* [Challenge] Reproduce every entry exactly and leave its pictures out.

* [Record excerpts]
** START **
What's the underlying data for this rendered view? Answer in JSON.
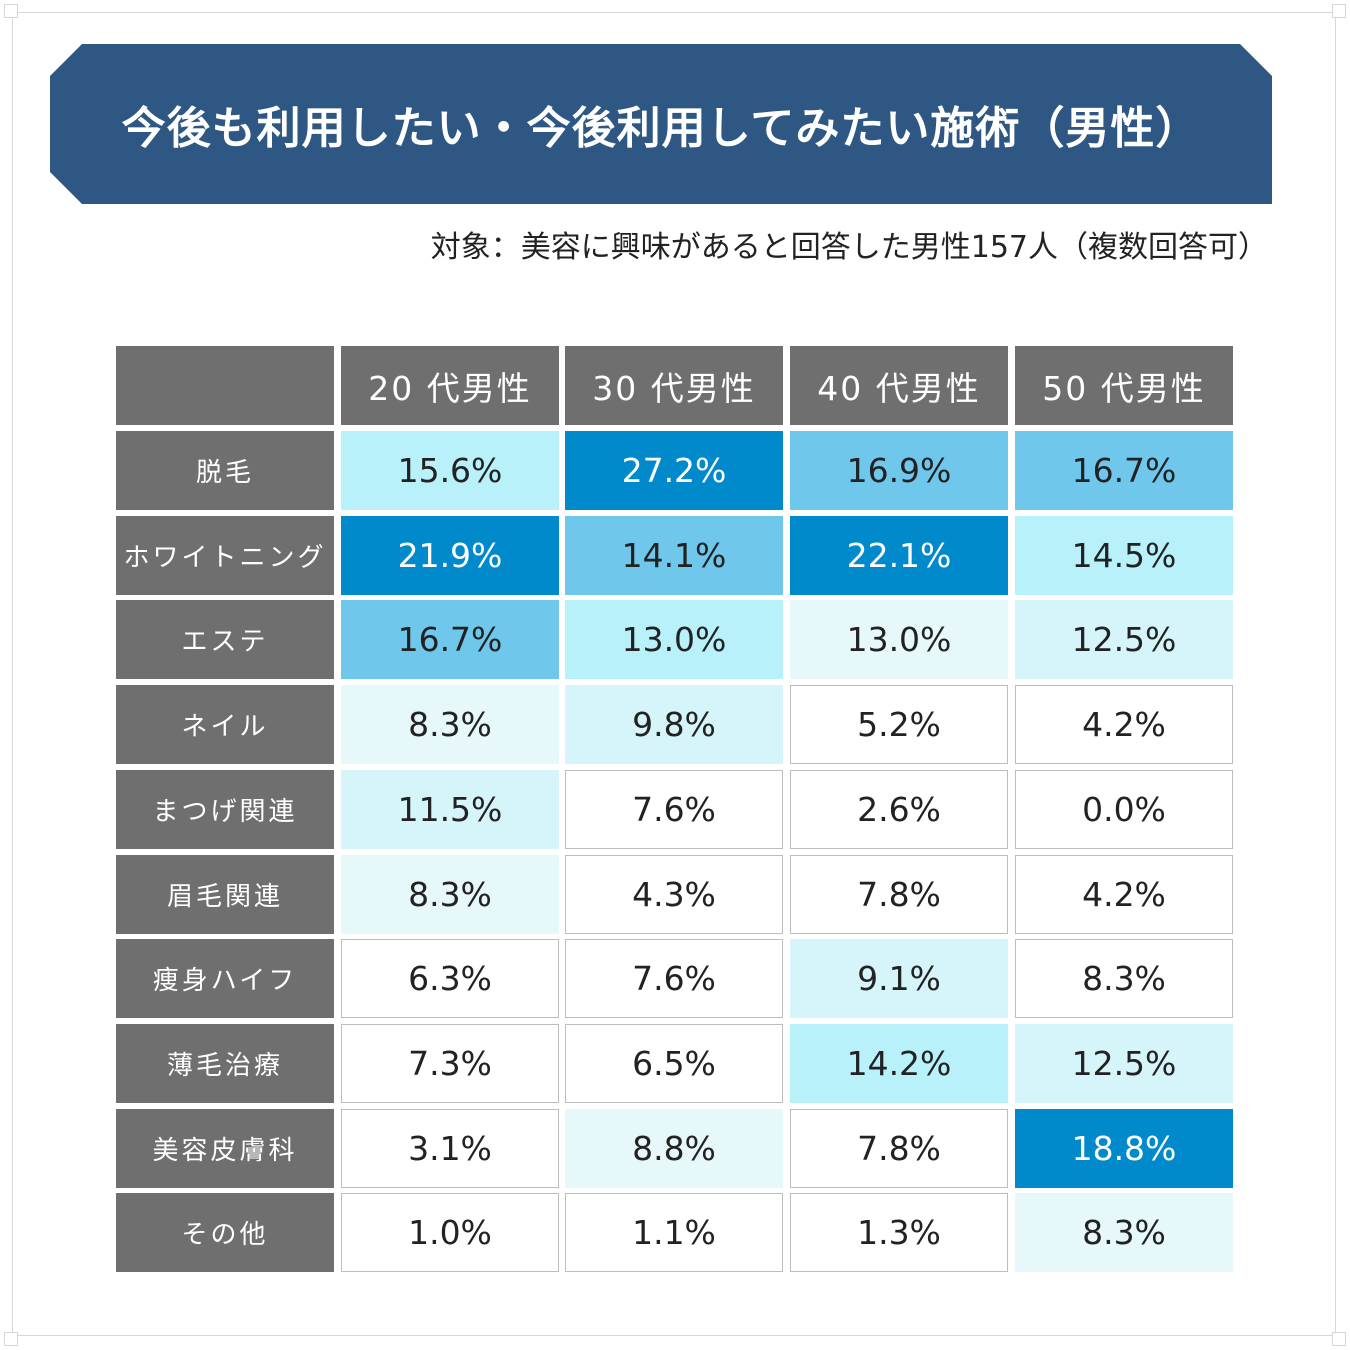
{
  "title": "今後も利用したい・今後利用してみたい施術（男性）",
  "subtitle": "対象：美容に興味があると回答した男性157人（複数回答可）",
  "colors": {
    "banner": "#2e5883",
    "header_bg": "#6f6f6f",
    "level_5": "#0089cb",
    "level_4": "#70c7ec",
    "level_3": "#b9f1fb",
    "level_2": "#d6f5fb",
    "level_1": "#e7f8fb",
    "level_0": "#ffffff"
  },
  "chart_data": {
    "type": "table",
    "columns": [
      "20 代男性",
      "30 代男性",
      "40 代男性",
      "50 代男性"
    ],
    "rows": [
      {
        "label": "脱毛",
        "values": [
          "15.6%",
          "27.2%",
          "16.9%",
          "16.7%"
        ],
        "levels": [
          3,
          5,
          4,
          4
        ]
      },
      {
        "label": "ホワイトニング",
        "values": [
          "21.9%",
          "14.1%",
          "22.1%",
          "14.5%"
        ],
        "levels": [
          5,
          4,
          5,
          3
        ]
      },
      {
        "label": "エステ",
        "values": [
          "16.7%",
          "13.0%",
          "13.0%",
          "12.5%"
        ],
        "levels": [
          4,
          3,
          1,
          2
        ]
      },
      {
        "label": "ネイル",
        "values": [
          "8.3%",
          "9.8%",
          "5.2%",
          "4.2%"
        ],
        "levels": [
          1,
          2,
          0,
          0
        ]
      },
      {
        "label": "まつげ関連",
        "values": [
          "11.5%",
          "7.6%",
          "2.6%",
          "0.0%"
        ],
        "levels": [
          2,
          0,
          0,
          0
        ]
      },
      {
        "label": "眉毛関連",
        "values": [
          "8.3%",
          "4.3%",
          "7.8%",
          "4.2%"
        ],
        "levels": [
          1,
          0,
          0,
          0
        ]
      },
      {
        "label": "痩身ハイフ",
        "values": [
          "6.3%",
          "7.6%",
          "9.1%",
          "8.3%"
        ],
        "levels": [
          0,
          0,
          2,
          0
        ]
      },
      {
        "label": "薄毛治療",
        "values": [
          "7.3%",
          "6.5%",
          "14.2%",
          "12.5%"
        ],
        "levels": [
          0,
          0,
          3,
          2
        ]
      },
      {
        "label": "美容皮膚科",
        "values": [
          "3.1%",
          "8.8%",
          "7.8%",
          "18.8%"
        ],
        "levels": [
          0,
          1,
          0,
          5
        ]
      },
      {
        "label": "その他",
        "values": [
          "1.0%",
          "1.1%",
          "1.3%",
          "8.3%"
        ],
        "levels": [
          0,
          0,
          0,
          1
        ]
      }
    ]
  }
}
** END **
* [Answer for this exercise]
What's the underlying data for this rendered view? Answer in JSON.
{
  "title": "今後も利用したい・今後利用してみたい施術（男性）",
  "subtitle": "対象：美容に興味があると回答した男性157人（複数回答可）",
  "colors": {
    "banner": "#2e5883",
    "header_bg": "#6f6f6f",
    "level_5": "#0089cb",
    "level_4": "#70c7ec",
    "level_3": "#b9f1fb",
    "level_2": "#d6f5fb",
    "level_1": "#e7f8fb",
    "level_0": "#ffffff"
  },
  "chart_data": {
    "type": "table",
    "columns": [
      "20 代男性",
      "30 代男性",
      "40 代男性",
      "50 代男性"
    ],
    "rows": [
      {
        "label": "脱毛",
        "values": [
          "15.6%",
          "27.2%",
          "16.9%",
          "16.7%"
        ],
        "levels": [
          3,
          5,
          4,
          4
        ]
      },
      {
        "label": "ホワイトニング",
        "values": [
          "21.9%",
          "14.1%",
          "22.1%",
          "14.5%"
        ],
        "levels": [
          5,
          4,
          5,
          3
        ]
      },
      {
        "label": "エステ",
        "values": [
          "16.7%",
          "13.0%",
          "13.0%",
          "12.5%"
        ],
        "levels": [
          4,
          3,
          1,
          2
        ]
      },
      {
        "label": "ネイル",
        "values": [
          "8.3%",
          "9.8%",
          "5.2%",
          "4.2%"
        ],
        "levels": [
          1,
          2,
          0,
          0
        ]
      },
      {
        "label": "まつげ関連",
        "values": [
          "11.5%",
          "7.6%",
          "2.6%",
          "0.0%"
        ],
        "levels": [
          2,
          0,
          0,
          0
        ]
      },
      {
        "label": "眉毛関連",
        "values": [
          "8.3%",
          "4.3%",
          "7.8%",
          "4.2%"
        ],
        "levels": [
          1,
          0,
          0,
          0
        ]
      },
      {
        "label": "痩身ハイフ",
        "values": [
          "6.3%",
          "7.6%",
          "9.1%",
          "8.3%"
        ],
        "levels": [
          0,
          0,
          2,
          0
        ]
      },
      {
        "label": "薄毛治療",
        "values": [
          "7.3%",
          "6.5%",
          "14.2%",
          "12.5%"
        ],
        "levels": [
          0,
          0,
          3,
          2
        ]
      },
      {
        "label": "美容皮膚科",
        "values": [
          "3.1%",
          "8.8%",
          "7.8%",
          "18.8%"
        ],
        "levels": [
          0,
          1,
          0,
          5
        ]
      },
      {
        "label": "その他",
        "values": [
          "1.0%",
          "1.1%",
          "1.3%",
          "8.3%"
        ],
        "levels": [
          0,
          0,
          0,
          1
        ]
      }
    ]
  }
}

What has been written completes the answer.